### [RECORDS FOR THE TASK]
'''

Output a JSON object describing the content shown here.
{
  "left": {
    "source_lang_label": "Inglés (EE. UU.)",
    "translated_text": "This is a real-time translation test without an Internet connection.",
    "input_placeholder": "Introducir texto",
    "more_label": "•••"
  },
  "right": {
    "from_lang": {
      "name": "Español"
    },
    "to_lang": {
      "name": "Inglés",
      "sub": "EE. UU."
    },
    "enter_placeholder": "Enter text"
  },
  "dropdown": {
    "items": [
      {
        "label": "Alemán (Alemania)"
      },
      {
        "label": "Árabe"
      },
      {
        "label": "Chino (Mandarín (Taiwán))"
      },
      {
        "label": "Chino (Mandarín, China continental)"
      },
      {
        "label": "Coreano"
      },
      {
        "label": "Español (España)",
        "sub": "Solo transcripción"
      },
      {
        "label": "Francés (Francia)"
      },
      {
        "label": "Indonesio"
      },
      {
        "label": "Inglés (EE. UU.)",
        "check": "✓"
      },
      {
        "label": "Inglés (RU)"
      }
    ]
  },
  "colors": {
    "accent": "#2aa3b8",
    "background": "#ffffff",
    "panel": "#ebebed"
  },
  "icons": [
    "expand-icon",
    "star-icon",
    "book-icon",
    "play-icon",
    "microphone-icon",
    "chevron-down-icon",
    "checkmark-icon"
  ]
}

'''

### [WRITTEN EXERCISE]
Quote the whole listing above, leaving nothing out.

### [FINAL ANSWER]
Output a JSON object describing the content shown here.
{
  "left": {
    "source_lang_label": "Inglés (EE. UU.)",
    "translated_text": "This is a real-time translation test without an Internet connection.",
    "input_placeholder": "Introducir texto",
    "more_label": "•••"
  },
  "right": {
    "from_lang": {
      "name": "Español"
    },
    "to_lang": {
      "name": "Inglés",
      "sub": "EE. UU."
    },
    "enter_placeholder": "Enter text"
  },
  "dropdown": {
    "items": [
      {
        "label": "Alemán (Alemania)"
      },
      {
        "label": "Árabe"
      },
      {
        "label": "Chino (Mandarín (Taiwán))"
      },
      {
        "label": "Chino (Mandarín, China continental)"
      },
      {
        "label": "Coreano"
      },
      {
        "label": "Español (España)",
        "sub": "Solo transcripción"
      },
      {
        "label": "Francés (Francia)"
      },
      {
        "label": "Indonesio"
      },
      {
        "label": "Inglés (EE. UU.)",
        "check": "✓"
      },
      {
        "label": "Inglés (RU)"
      }
    ]
  },
  "colors": {
    "accent": "#2aa3b8",
    "background": "#ffffff",
    "panel": "#ebebed"
  },
  "icons": [
    "expand-icon",
    "star-icon",
    "book-icon",
    "play-icon",
    "microphone-icon",
    "chevron-down-icon",
    "checkmark-icon"
  ]
}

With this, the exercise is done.